— Your objective —
Leave the pictures out. Return all other data exactly.

— Items —
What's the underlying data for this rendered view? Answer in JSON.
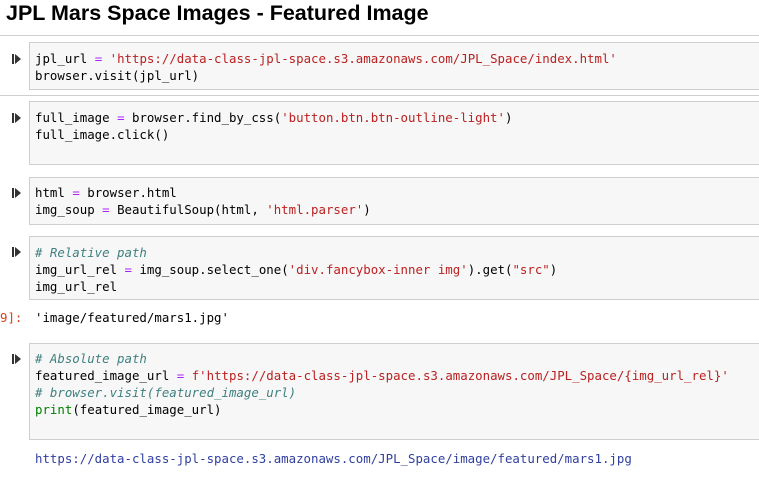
{
  "heading": "JPL Mars Space Images - Featured Image",
  "run_icon": "run-cell-icon",
  "cells": [
    {
      "line1": {
        "a": "jpl_url ",
        "op": "=",
        "sp": " ",
        "str": "'https://data-class-jpl-space.s3.amazonaws.com/JPL_Space/index.html'"
      },
      "line2": "browser.visit(jpl_url)"
    },
    {
      "line1": {
        "a": "full_image ",
        "op": "=",
        "b": " browser.find_by_css(",
        "str": "'button.btn.btn-outline-light'",
        "c": ")"
      },
      "line2": "full_image.click()"
    },
    {
      "line1": {
        "a": "html ",
        "op": "=",
        "b": " browser.html"
      },
      "line2": {
        "a": "img_soup ",
        "op": "=",
        "b": " BeautifulSoup(html, ",
        "str": "'html.parser'",
        "c": ")"
      }
    },
    {
      "comment": "# Relative path",
      "line2": {
        "a": "img_url_rel ",
        "op": "=",
        "b": " img_soup.select_one(",
        "str": "'div.fancybox-inner img'",
        "c": ").get(",
        "str2": "\"src\"",
        "d": ")"
      },
      "line3": "img_url_rel"
    },
    {
      "comment": "# Absolute path",
      "line2": {
        "a": "featured_image_url ",
        "op": "=",
        "sp": " ",
        "str": "f'https://data-class-jpl-space.s3.amazonaws.com/JPL_Space/{img_url_rel}'"
      },
      "comment2": "# browser.visit(featured_image_url)",
      "line4": {
        "fn": "print",
        "b": "(featured_image_url)"
      }
    }
  ],
  "output1": {
    "prompt": "9]:",
    "text": "'image/featured/mars1.jpg'"
  },
  "output2": {
    "text": "https://data-class-jpl-space.s3.amazonaws.com/JPL_Space/image/featured/mars1.jpg"
  },
  "colors": {
    "string": "#ba2121",
    "operator": "#aa22ff",
    "comment": "#408080",
    "builtin": "#008000",
    "out_prompt": "#d84315",
    "link": "#303f9f",
    "cell_bg": "#f7f7f7",
    "cell_border": "#cfcfcf"
  }
}
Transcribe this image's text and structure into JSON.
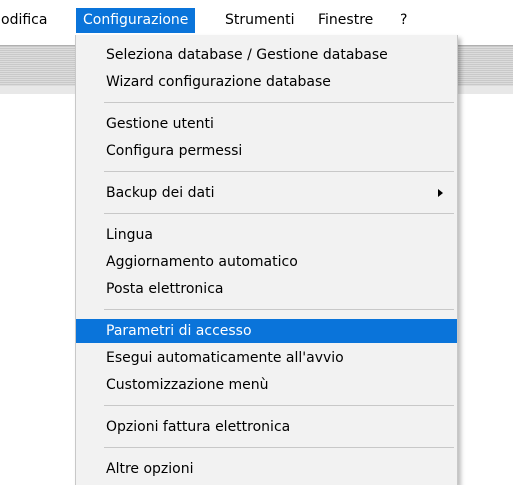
{
  "menubar": {
    "items": [
      {
        "label": "odifica"
      },
      {
        "label": "Configurazione"
      },
      {
        "label": "Strumenti"
      },
      {
        "label": "Finestre"
      },
      {
        "label": "?"
      }
    ],
    "active_index": 1
  },
  "dropdown": {
    "items": [
      {
        "label": "Seleziona database / Gestione database"
      },
      {
        "label": "Wizard configurazione database"
      },
      {
        "label": "Gestione utenti"
      },
      {
        "label": "Configura permessi"
      },
      {
        "label": "Backup dei dati",
        "submenu": true
      },
      {
        "label": "Lingua"
      },
      {
        "label": "Aggiornamento automatico"
      },
      {
        "label": "Posta elettronica"
      },
      {
        "label": "Parametri di accesso",
        "highlighted": true
      },
      {
        "label": "Esegui automaticamente all'avvio"
      },
      {
        "label": "Customizzazione menù"
      },
      {
        "label": "Opzioni fattura elettronica"
      },
      {
        "label": "Altre opzioni"
      }
    ]
  },
  "colors": {
    "highlight": "#0a74da",
    "menu_background": "#f2f2f2"
  }
}
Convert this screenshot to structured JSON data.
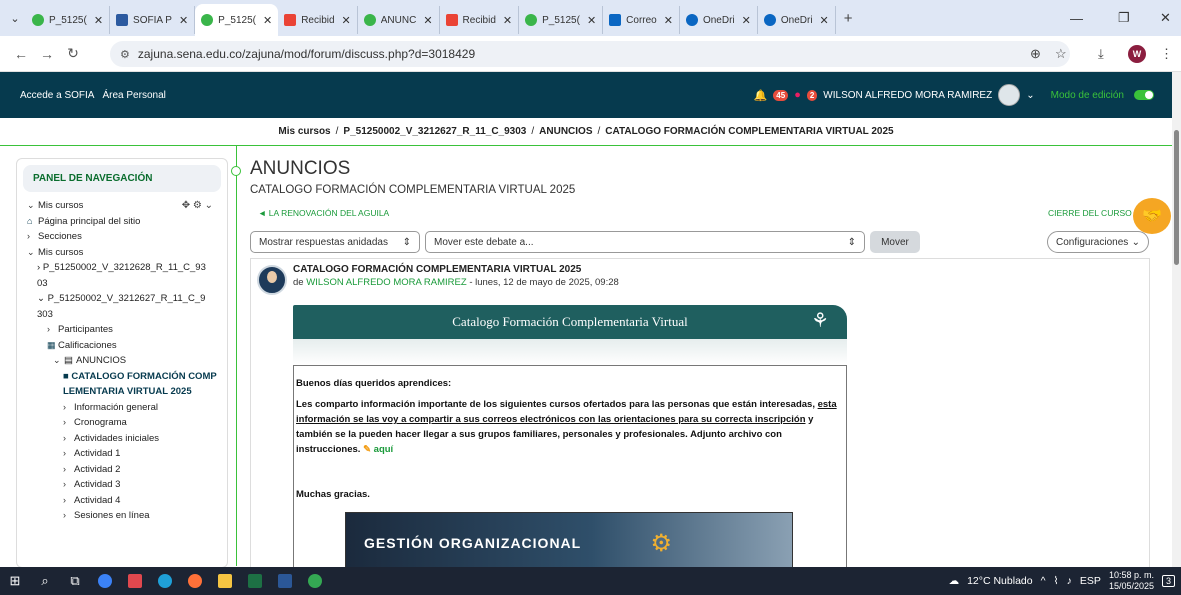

— Reply —
What's the underlying data for this rendered view? Answer in JSON.
{
  "heading": "JPL Mars Space Images - Featured Image",
  "run_icon": "run-cell-icon",
  "cells": [
    {
      "line1": {
        "a": "jpl_url ",
        "op": "=",
        "sp": " ",
        "str": "'https://data-class-jpl-space.s3.amazonaws.com/JPL_Space/index.html'"
      },
      "line2": "browser.visit(jpl_url)"
    },
    {
      "line1": {
        "a": "full_image ",
        "op": "=",
        "b": " browser.find_by_css(",
        "str": "'button.btn.btn-outline-light'",
        "c": ")"
      },
      "line2": "full_image.click()"
    },
    {
      "line1": {
        "a": "html ",
        "op": "=",
        "b": " browser.html"
      },
      "line2": {
        "a": "img_soup ",
        "op": "=",
        "b": " BeautifulSoup(html, ",
        "str": "'html.parser'",
        "c": ")"
      }
    },
    {
      "comment": "# Relative path",
      "line2": {
        "a": "img_url_rel ",
        "op": "=",
        "b": " img_soup.select_one(",
        "str": "'div.fancybox-inner img'",
        "c": ").get(",
        "str2": "\"src\"",
        "d": ")"
      },
      "line3": "img_url_rel"
    },
    {
      "comment": "# Absolute path",
      "line2": {
        "a": "featured_image_url ",
        "op": "=",
        "sp": " ",
        "str": "f'https://data-class-jpl-space.s3.amazonaws.com/JPL_Space/{img_url_rel}'"
      },
      "comment2": "# browser.visit(featured_image_url)",
      "line4": {
        "fn": "print",
        "b": "(featured_image_url)"
      }
    }
  ],
  "output1": {
    "prompt": "9]:",
    "text": "'image/featured/mars1.jpg'"
  },
  "output2": {
    "text": "https://data-class-jpl-space.s3.amazonaws.com/JPL_Space/image/featured/mars1.jpg"
  },
  "colors": {
    "string": "#ba2121",
    "operator": "#aa22ff",
    "comment": "#408080",
    "builtin": "#008000",
    "out_prompt": "#d84315",
    "link": "#303f9f",
    "cell_bg": "#f7f7f7",
    "cell_border": "#cfcfcf"
  }
}
Transcribe this image's text and structure into JSON.
{
  "menubar": {
    "items": [
      {
        "label": "odifica"
      },
      {
        "label": "Configurazione"
      },
      {
        "label": "Strumenti"
      },
      {
        "label": "Finestre"
      },
      {
        "label": "?"
      }
    ],
    "active_index": 1
  },
  "dropdown": {
    "items": [
      {
        "label": "Seleziona database / Gestione database"
      },
      {
        "label": "Wizard configurazione database"
      },
      {
        "label": "Gestione utenti"
      },
      {
        "label": "Configura permessi"
      },
      {
        "label": "Backup dei dati",
        "submenu": true
      },
      {
        "label": "Lingua"
      },
      {
        "label": "Aggiornamento automatico"
      },
      {
        "label": "Posta elettronica"
      },
      {
        "label": "Parametri di accesso",
        "highlighted": true
      },
      {
        "label": "Esegui automaticamente all'avvio"
      },
      {
        "label": "Customizzazione menù"
      },
      {
        "label": "Opzioni fattura elettronica"
      },
      {
        "label": "Altre opzioni"
      }
    ]
  },
  "colors": {
    "highlight": "#0a74da",
    "menu_background": "#f2f2f2"
  }
}
Convert this screenshot to structured JSON data.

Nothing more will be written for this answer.